## Exercise details
Check each line of the records below for the word "alternate" and copy those where it appears.

### Entries shown ###

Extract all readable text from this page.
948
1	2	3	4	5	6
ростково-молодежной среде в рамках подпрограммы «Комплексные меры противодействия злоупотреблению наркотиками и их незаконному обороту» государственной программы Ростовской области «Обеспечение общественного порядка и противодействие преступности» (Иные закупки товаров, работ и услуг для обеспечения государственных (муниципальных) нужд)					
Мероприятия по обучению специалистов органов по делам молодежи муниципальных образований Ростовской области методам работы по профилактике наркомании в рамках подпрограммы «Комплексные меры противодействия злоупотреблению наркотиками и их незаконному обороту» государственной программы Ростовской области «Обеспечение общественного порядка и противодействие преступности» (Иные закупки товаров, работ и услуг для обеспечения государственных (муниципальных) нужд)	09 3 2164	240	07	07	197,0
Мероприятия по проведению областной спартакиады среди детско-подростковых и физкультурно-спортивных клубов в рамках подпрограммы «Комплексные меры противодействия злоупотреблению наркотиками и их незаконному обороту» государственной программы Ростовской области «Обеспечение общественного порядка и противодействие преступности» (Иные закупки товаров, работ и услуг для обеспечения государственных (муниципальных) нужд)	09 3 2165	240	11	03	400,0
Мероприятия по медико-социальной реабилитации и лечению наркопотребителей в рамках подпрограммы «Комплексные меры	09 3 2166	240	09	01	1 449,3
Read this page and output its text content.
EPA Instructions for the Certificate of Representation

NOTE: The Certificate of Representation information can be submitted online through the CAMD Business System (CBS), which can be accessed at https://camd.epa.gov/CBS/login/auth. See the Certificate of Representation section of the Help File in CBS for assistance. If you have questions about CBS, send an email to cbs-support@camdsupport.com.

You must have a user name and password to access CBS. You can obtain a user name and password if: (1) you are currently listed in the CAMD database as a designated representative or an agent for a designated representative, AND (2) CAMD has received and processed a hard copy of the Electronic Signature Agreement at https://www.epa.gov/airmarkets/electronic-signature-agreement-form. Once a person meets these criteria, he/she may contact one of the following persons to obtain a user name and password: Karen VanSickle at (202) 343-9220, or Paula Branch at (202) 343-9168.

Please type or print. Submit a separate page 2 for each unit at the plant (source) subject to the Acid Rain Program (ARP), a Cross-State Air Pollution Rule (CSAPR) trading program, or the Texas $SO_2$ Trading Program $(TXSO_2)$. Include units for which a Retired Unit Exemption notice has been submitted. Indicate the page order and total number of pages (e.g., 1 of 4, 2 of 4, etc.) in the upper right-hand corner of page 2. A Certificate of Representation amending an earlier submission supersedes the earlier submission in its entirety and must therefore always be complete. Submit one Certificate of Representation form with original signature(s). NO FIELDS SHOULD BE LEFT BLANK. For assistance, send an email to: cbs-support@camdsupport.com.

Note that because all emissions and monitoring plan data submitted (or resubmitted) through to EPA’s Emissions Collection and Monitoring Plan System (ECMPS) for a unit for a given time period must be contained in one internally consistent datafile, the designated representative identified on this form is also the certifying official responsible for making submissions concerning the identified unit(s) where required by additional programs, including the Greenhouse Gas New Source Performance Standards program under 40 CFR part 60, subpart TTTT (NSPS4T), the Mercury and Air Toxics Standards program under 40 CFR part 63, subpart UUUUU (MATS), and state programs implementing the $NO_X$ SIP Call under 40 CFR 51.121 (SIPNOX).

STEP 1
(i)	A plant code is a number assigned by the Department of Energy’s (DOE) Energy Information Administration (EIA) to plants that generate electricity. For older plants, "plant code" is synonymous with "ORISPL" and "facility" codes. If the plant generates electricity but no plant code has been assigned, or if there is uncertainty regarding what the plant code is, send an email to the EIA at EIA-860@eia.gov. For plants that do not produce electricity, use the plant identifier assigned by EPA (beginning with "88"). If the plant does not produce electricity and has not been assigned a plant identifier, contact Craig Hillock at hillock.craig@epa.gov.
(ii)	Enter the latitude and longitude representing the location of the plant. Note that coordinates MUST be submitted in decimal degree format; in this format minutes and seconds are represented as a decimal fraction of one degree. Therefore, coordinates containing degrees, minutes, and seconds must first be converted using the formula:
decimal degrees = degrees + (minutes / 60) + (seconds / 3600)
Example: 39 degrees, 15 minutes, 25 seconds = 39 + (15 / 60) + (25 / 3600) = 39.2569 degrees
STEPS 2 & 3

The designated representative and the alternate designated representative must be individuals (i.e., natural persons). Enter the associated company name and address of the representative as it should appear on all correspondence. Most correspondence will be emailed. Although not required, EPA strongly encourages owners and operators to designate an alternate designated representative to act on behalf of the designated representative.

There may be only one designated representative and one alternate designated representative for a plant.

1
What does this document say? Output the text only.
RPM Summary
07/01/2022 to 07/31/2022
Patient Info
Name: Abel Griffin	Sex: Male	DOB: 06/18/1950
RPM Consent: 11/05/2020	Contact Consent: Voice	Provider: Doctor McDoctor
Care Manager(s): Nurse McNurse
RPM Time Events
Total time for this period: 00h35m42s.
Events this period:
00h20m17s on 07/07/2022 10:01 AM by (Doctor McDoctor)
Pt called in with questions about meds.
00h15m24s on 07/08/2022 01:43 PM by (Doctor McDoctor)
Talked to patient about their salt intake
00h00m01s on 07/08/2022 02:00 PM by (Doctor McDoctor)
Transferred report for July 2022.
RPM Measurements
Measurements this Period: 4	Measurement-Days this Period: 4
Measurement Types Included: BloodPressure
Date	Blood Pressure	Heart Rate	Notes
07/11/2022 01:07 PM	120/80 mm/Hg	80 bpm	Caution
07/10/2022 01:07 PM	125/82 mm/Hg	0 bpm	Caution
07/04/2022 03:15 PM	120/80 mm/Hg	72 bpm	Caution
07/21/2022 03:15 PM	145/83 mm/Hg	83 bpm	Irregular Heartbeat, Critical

###

## Written response
The designated representative and the alternate designated representative must be individuals (i.e., natural persons). Enter the associated company name and address of the representative as it should appear on all correspondence. Most correspondence will be emailed. Although not required, EPA strongly encourages owners and operators to designate an alternate designated representative to act on behalf of the designated representative.
There may be only one designated representative and one alternate designated representative for a plant.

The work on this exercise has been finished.